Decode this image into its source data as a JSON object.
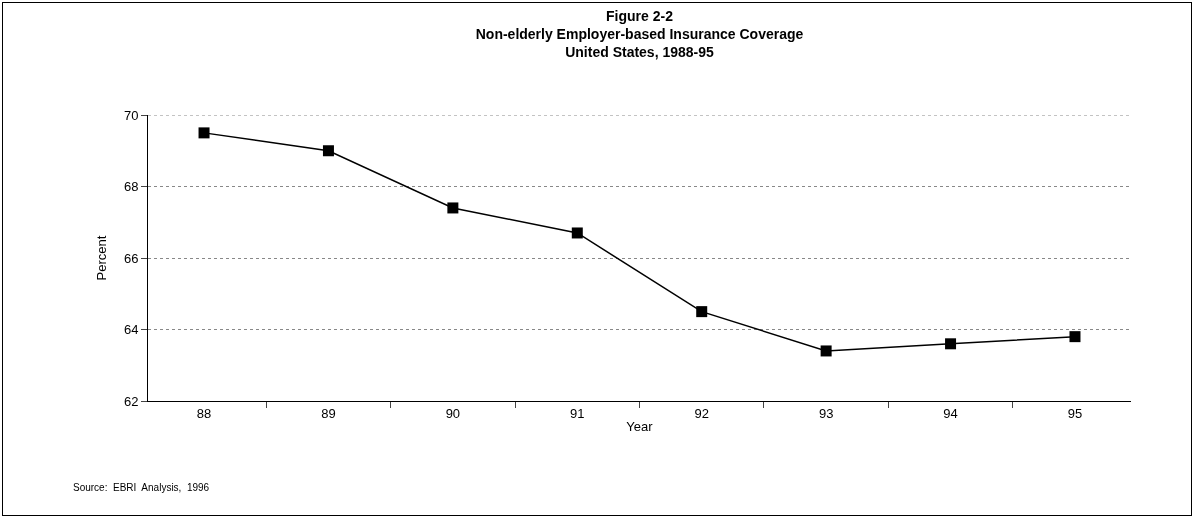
{
  "chart_data": {
    "type": "line",
    "title": "Figure 2-2\nNon-elderly Employer-based Insurance Coverage\nUnited States, 1988-95",
    "xlabel": "Year",
    "ylabel": "Percent",
    "categories": [
      "88",
      "89",
      "90",
      "91",
      "92",
      "93",
      "94",
      "95"
    ],
    "series": [
      {
        "color": "#000000",
        "values": [
          69.5,
          69.0,
          67.4,
          66.7,
          64.5,
          63.4,
          63.6,
          63.8
        ]
      }
    ],
    "ylim": [
      62,
      70
    ],
    "yticks": [
      62,
      64,
      66,
      68,
      70
    ],
    "grid": "y",
    "marker": "square",
    "line_style": "solid",
    "annotations": [
      "Source:  EBRI  Analysis,  1996"
    ]
  }
}
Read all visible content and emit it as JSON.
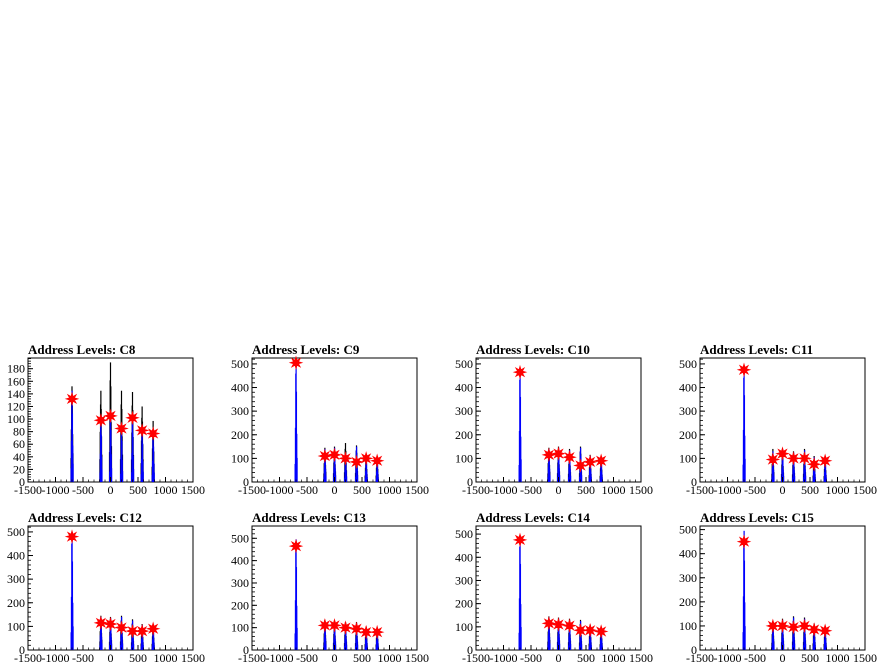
{
  "chart_data": [
    {
      "type": "bar",
      "title": "Address Levels: C8",
      "xlim": [
        -1500,
        1500
      ],
      "ylim": [
        0,
        197
      ],
      "yticks": [
        0,
        20,
        40,
        60,
        80,
        100,
        120,
        140,
        160,
        180
      ],
      "peak_x": [
        -700,
        -175,
        0,
        200,
        400,
        575,
        775
      ],
      "peak_black": [
        152,
        145,
        190,
        145,
        143,
        120,
        97
      ],
      "peak_blue": [
        145,
        100,
        110,
        87,
        103,
        82,
        75
      ],
      "markers": [
        132,
        98,
        105,
        85,
        102,
        82,
        77
      ]
    },
    {
      "type": "bar",
      "title": "Address Levels: C9",
      "xlim": [
        -1500,
        1500
      ],
      "ylim": [
        0,
        525
      ],
      "yticks": [
        0,
        100,
        200,
        300,
        400,
        500
      ],
      "peak_x": [
        -700,
        -175,
        0,
        200,
        400,
        575,
        775
      ],
      "peak_black": [
        0,
        145,
        150,
        165,
        155,
        110,
        110
      ],
      "peak_blue": [
        510,
        140,
        145,
        120,
        150,
        105,
        100
      ],
      "markers": [
        505,
        110,
        115,
        100,
        85,
        100,
        90
      ]
    },
    {
      "type": "bar",
      "title": "Address Levels: C10",
      "xlim": [
        -1500,
        1500
      ],
      "ylim": [
        0,
        525
      ],
      "yticks": [
        0,
        100,
        200,
        300,
        400,
        500
      ],
      "peak_x": [
        -700,
        -175,
        0,
        200,
        400,
        575,
        775
      ],
      "peak_black": [
        0,
        145,
        150,
        140,
        150,
        115,
        105
      ],
      "peak_blue": [
        480,
        140,
        145,
        135,
        145,
        110,
        100
      ],
      "markers": [
        465,
        115,
        120,
        105,
        70,
        85,
        90
      ]
    },
    {
      "type": "bar",
      "title": "Address Levels: C11",
      "xlim": [
        -1500,
        1500
      ],
      "ylim": [
        0,
        525
      ],
      "yticks": [
        0,
        100,
        200,
        300,
        400,
        500
      ],
      "peak_x": [
        -700,
        -175,
        0,
        200,
        400,
        575,
        775
      ],
      "peak_black": [
        0,
        140,
        135,
        130,
        140,
        110,
        100
      ],
      "peak_blue": [
        490,
        130,
        130,
        125,
        135,
        105,
        95
      ],
      "markers": [
        475,
        95,
        120,
        100,
        100,
        75,
        90
      ]
    },
    {
      "type": "bar",
      "title": "Address Levels: C12",
      "xlim": [
        -1500,
        1500
      ],
      "ylim": [
        0,
        525
      ],
      "yticks": [
        0,
        100,
        200,
        300,
        400,
        500
      ],
      "peak_x": [
        -700,
        -175,
        0,
        200,
        400,
        575,
        775
      ],
      "peak_black": [
        0,
        145,
        140,
        145,
        130,
        110,
        105
      ],
      "peak_blue": [
        500,
        140,
        135,
        140,
        125,
        105,
        100
      ],
      "markers": [
        480,
        115,
        110,
        95,
        80,
        80,
        90
      ]
    },
    {
      "type": "bar",
      "title": "Address Levels: C13",
      "xlim": [
        -1500,
        1500
      ],
      "ylim": [
        0,
        555
      ],
      "yticks": [
        0,
        100,
        200,
        300,
        400,
        500
      ],
      "peak_x": [
        -700,
        -175,
        0,
        200,
        400,
        575,
        775
      ],
      "peak_black": [
        0,
        135,
        130,
        125,
        125,
        105,
        100
      ],
      "peak_blue": [
        495,
        130,
        125,
        120,
        120,
        100,
        95
      ],
      "markers": [
        465,
        110,
        110,
        100,
        95,
        80,
        80
      ]
    },
    {
      "type": "bar",
      "title": "Address Levels: C14",
      "xlim": [
        -1500,
        1500
      ],
      "ylim": [
        0,
        535
      ],
      "yticks": [
        0,
        100,
        200,
        300,
        400,
        500
      ],
      "peak_x": [
        -700,
        -175,
        0,
        200,
        400,
        575,
        775
      ],
      "peak_black": [
        0,
        145,
        140,
        135,
        130,
        110,
        100
      ],
      "peak_blue": [
        495,
        140,
        135,
        130,
        125,
        105,
        95
      ],
      "markers": [
        475,
        115,
        110,
        105,
        85,
        85,
        80
      ]
    },
    {
      "type": "bar",
      "title": "Address Levels: C15",
      "xlim": [
        -1500,
        1500
      ],
      "ylim": [
        0,
        515
      ],
      "yticks": [
        0,
        100,
        200,
        300,
        400,
        500
      ],
      "peak_x": [
        -700,
        -175,
        0,
        200,
        400,
        575,
        775
      ],
      "peak_black": [
        0,
        120,
        130,
        140,
        135,
        110,
        100
      ],
      "peak_blue": [
        495,
        115,
        125,
        135,
        130,
        105,
        95
      ],
      "markers": [
        450,
        100,
        100,
        95,
        100,
        85,
        80
      ]
    }
  ],
  "xticks": [
    -1500,
    -1000,
    -500,
    0,
    500,
    1000,
    1500
  ],
  "colors": {
    "black_hist": "#000000",
    "blue_hist": "#0000ff",
    "marker": "#ff0000",
    "frame": "#000000"
  }
}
************
Work to complete — Say only how many lines in the records carry the word "Levels".

Written solution — 8